** Begin **

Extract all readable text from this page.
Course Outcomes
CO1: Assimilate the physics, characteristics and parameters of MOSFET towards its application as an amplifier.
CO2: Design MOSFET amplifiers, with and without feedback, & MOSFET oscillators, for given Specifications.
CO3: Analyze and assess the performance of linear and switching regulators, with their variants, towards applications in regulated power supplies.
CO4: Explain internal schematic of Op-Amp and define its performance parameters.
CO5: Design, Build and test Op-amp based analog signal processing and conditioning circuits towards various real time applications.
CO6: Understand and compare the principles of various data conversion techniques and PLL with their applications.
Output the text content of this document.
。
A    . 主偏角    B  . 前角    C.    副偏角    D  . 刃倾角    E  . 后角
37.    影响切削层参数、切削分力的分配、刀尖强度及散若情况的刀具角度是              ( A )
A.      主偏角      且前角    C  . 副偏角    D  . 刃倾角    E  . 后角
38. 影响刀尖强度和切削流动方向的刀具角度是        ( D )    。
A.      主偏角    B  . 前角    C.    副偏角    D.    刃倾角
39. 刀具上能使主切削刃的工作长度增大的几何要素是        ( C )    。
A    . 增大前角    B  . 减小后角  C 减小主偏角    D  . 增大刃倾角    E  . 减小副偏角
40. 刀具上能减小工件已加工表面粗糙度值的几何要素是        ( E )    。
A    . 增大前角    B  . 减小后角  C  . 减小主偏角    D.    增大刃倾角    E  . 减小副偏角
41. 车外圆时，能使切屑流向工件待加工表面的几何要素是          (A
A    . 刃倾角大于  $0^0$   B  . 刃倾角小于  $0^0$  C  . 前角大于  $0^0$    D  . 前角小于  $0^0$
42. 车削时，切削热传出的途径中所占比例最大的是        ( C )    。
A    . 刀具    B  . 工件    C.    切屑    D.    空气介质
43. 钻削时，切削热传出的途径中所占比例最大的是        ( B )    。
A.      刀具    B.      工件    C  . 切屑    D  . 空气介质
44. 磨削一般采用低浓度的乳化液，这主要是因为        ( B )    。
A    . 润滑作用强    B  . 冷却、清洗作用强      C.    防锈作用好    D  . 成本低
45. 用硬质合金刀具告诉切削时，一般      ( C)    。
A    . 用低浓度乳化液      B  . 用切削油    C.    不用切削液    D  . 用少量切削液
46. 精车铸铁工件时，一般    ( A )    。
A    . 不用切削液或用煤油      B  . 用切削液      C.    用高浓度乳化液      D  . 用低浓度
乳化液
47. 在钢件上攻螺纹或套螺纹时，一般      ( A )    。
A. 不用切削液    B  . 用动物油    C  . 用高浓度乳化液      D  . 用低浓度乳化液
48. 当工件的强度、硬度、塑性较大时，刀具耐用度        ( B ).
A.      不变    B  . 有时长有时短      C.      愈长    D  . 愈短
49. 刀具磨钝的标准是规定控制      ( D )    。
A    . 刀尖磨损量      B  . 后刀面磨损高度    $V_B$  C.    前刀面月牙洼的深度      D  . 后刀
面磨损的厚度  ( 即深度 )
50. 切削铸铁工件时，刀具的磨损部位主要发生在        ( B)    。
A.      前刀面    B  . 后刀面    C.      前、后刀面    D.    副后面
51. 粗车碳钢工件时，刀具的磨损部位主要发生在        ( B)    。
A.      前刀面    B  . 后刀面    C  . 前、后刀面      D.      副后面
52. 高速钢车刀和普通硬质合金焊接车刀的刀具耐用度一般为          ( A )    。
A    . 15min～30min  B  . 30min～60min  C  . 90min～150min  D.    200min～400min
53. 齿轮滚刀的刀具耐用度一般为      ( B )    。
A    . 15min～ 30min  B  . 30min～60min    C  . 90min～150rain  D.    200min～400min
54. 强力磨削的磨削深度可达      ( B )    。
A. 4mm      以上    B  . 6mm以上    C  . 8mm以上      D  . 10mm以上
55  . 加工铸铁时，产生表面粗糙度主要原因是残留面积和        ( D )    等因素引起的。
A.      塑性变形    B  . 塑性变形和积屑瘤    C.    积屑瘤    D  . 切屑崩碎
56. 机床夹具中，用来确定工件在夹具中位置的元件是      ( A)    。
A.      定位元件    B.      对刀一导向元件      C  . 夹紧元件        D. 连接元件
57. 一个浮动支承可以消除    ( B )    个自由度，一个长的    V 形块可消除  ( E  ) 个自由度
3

** End **

» **TO DO**: List all lines where "增大前角" occurs.

» **CORRECT OUTPUT**:
A    . 增大前角    B  . 减小后角  C 减小主偏角    D  . 增大刃倾角    E  . 减小副偏角
A    . 增大前角    B  . 减小后角  C  . 减小主偏角    D.    增大刃倾角    E  . 减小副偏角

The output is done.